• **Texte fourni**:
__________

Milieu aquatique : cours d'eau

Les cours d’eau du Contrat Territorial Rance Aval Faluns Guinefort :
 

Le bassin versant se dessine autour d’un cours d’eau principal : la Rance, de sa connexion avec la mer entre Saint Malo et Dinard jusqu’à la limite du barrage de Rophémel, sur la commune de Guenroc. De part et d’autre, la Rance est entourée de nombreux affluents, notamment sur sa partie fluviatile. Les plus importants sont au nombre de 7 : Le Hac, la Vallée, Le Guinefort, le Brice, l’Argentel, le Coëtquen et le Coutances.
 
Les cours d’eau du Bassin versant sont globalement concernés par 3 problématiques majeures :

La continuité écologique : les cours d’eau sont fragmentés de par la présence de nombreux ouvrages « bloquants » (seuils, digues de plan d’eau…) dans leur lit. Ces ouvrages posent problème à la circulation des poissons, des sédiments et dégradent la qualité de l’eau à l’amont. En effet, l’eau « stockée » à l’amont de ces ouvrages subie différentes transformation : elle se réchauffe et ralentit, ce qui pose notamment des problèmes d’eutrophisation, de développement algaux et bactériens, de baisse de la quantité d’oxygène… nuisibles à la vie aquatique.

__________

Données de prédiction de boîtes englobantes
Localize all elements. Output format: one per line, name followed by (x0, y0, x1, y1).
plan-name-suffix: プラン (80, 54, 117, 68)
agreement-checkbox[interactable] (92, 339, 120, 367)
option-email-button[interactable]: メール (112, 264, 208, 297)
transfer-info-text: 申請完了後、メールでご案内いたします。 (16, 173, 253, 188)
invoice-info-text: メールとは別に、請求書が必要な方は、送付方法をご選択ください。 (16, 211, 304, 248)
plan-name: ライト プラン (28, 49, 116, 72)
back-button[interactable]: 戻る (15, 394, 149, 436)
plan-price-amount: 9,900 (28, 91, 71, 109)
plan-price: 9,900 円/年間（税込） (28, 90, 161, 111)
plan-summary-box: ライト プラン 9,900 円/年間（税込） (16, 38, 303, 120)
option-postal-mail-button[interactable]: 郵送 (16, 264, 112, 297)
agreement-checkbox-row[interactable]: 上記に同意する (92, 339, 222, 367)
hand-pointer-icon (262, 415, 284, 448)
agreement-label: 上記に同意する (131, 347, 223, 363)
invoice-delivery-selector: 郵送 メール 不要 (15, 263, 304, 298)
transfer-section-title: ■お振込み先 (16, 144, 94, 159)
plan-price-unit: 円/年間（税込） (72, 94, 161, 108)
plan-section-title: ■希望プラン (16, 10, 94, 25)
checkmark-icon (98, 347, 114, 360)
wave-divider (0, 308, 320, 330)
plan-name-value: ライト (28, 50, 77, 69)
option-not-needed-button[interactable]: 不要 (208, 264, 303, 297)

__________

• **Consigne**:
Rédigez la suite du texte sur les cours d'eau du bassin versant de la Rance, à partir de sa dernière phrase. Vous n'aurez pas besoin de ces données.

• **Votre réponse**:
- La morphologie du cours d’eau : forte incision du lit et déconnexion des zones humides, envasement des fonds…
- Les berges et la ripisylve (végétation de bord de cours d’eau) : manque d’entretien, dégradation voire parfois même absence totale de végétation qui peut provoquer des pollutions directes.
 
Depuis 2014 et le nouveau Contrat Territorial, Dinan Communauté et COEUR Emeraude mènent conjointement des travaux de restauration de ces cours d’eau :
- Depuis 2014 : animation sur le cours d’eau du Hac : arasement du seuil du lavoir du Hac entre Tréfumel et le Quiou en 2015
- Depuis 2015 : animation sur les cours d’eau du Brice et du Coëtquen
- En 2016 : animation sur le cours d’eau du Coutances.
Jusqu’en 2017, les efforts seront portés essentiellement sur la continuité écologique car en juillet 2017, les propriétaires d’ouvrages classés en liste 2 devront se mettre en conformité avec la continuité écologique : c’est-à-dire que leur ouvrage devra être franchissable par les poissons et les sédiments. COEUR Emeraude et Dinan Communauté s’engagent donc pour accompagner les propriétaires de ces ouvrages, en proposant des financements pour réaliser les travaux sur ces ouvrages ciblés (prise en charge à 100%).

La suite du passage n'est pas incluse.